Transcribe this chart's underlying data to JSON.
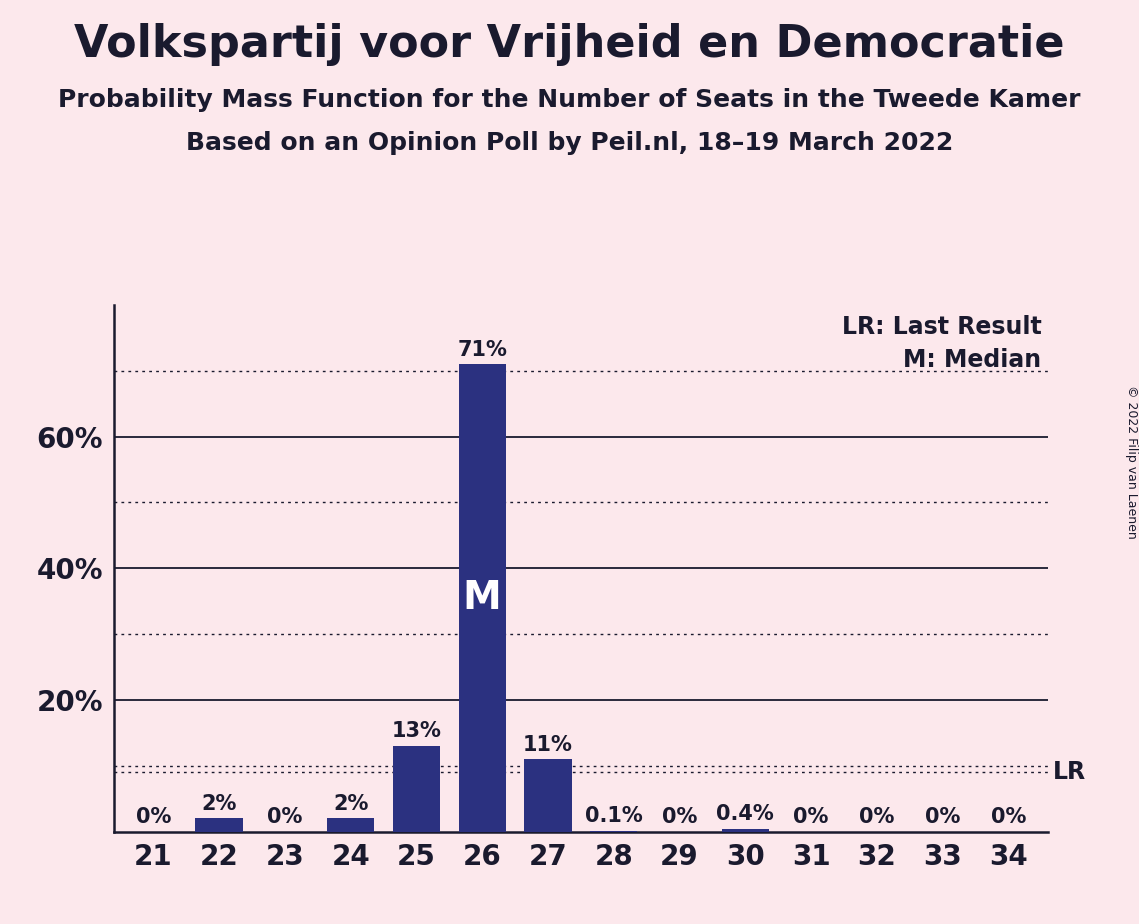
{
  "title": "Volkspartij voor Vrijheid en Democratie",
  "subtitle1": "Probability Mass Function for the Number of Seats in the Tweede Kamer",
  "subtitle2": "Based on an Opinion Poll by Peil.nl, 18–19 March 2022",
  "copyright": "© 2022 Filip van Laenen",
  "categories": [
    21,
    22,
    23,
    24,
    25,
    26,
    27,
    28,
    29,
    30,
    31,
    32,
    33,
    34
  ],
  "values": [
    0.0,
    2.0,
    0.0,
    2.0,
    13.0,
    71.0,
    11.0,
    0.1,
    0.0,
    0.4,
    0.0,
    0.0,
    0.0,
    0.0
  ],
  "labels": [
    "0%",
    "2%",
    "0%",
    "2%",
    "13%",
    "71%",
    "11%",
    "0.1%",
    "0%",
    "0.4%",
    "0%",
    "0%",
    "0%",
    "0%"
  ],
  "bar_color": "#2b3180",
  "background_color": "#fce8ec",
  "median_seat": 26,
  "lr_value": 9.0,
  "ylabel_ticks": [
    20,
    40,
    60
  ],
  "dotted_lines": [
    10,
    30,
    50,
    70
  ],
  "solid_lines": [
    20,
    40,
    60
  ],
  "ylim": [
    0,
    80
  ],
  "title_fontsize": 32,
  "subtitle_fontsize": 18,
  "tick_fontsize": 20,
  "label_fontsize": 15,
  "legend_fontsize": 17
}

__________________________________________________

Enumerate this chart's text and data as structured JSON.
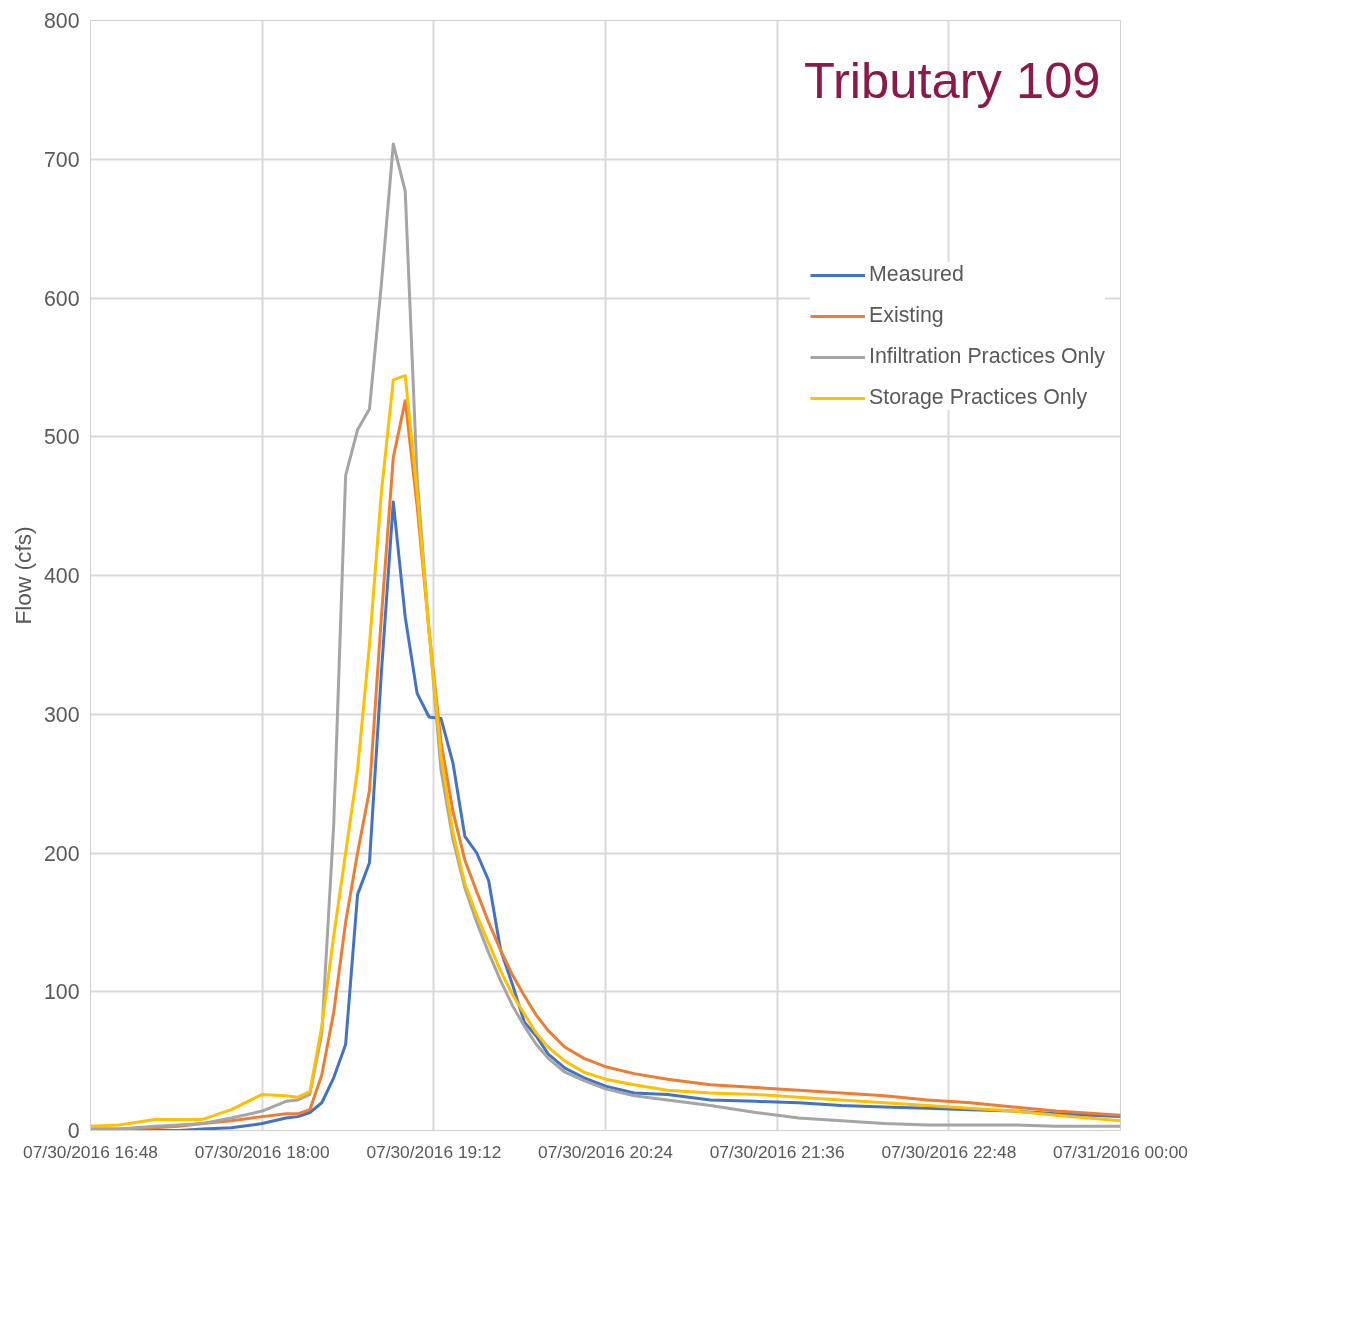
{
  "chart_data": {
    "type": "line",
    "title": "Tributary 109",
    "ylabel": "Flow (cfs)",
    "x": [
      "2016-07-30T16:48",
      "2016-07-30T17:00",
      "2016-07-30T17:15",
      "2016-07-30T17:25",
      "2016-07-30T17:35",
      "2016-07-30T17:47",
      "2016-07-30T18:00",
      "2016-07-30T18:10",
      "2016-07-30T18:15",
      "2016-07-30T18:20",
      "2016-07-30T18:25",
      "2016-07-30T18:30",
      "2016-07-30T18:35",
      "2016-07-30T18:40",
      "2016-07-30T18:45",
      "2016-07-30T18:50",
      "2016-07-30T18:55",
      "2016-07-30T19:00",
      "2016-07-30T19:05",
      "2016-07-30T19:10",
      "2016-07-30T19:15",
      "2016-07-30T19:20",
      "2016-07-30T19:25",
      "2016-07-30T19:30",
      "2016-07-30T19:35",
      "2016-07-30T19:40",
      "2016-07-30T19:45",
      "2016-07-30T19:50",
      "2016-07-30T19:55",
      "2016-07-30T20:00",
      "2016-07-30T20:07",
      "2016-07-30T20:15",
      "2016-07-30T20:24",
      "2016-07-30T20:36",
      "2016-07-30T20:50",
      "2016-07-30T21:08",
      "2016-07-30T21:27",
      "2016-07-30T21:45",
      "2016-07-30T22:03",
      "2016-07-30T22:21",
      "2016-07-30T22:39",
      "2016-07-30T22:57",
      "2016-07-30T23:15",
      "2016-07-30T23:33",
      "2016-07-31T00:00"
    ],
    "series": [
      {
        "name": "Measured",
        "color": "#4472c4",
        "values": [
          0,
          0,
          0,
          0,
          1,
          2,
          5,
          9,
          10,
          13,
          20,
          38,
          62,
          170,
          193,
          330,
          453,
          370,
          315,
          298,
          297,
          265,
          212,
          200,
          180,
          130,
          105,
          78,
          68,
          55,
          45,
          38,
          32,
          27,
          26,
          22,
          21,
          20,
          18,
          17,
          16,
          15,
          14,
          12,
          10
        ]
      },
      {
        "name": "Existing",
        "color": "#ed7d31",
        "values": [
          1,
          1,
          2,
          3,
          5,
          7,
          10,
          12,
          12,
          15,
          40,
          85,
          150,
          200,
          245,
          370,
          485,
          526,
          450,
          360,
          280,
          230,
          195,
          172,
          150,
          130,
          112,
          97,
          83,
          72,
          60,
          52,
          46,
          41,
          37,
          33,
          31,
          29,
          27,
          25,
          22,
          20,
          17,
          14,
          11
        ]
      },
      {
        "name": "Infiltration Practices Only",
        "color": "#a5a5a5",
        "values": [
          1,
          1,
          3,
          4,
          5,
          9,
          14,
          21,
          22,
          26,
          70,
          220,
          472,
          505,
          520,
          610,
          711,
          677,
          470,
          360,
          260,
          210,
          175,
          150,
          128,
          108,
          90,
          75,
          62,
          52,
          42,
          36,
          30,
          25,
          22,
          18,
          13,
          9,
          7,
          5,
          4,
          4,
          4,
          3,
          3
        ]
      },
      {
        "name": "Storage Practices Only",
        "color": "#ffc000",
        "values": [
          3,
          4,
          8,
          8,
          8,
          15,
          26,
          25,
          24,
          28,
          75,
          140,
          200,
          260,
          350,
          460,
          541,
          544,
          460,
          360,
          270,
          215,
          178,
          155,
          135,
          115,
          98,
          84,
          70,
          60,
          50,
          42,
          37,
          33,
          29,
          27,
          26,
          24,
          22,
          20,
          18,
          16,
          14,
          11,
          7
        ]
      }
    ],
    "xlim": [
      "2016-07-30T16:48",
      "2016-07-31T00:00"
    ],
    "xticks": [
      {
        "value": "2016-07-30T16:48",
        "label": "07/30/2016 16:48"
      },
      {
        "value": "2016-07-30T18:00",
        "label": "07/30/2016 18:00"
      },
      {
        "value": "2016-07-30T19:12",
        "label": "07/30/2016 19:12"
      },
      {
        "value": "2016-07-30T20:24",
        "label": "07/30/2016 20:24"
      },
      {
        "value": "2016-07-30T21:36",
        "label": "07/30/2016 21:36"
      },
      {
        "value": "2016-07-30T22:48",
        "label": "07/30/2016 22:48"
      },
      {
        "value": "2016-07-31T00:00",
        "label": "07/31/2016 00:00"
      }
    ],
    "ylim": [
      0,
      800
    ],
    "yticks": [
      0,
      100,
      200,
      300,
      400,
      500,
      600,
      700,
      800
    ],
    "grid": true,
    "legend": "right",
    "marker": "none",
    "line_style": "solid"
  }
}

__________________________________________________

Task objective: Search the entries for the word "Only", then list each line that holds it.

Output of the exercise:
        "name": "Infiltration Practices Only",
        "name": "Storage Practices Only",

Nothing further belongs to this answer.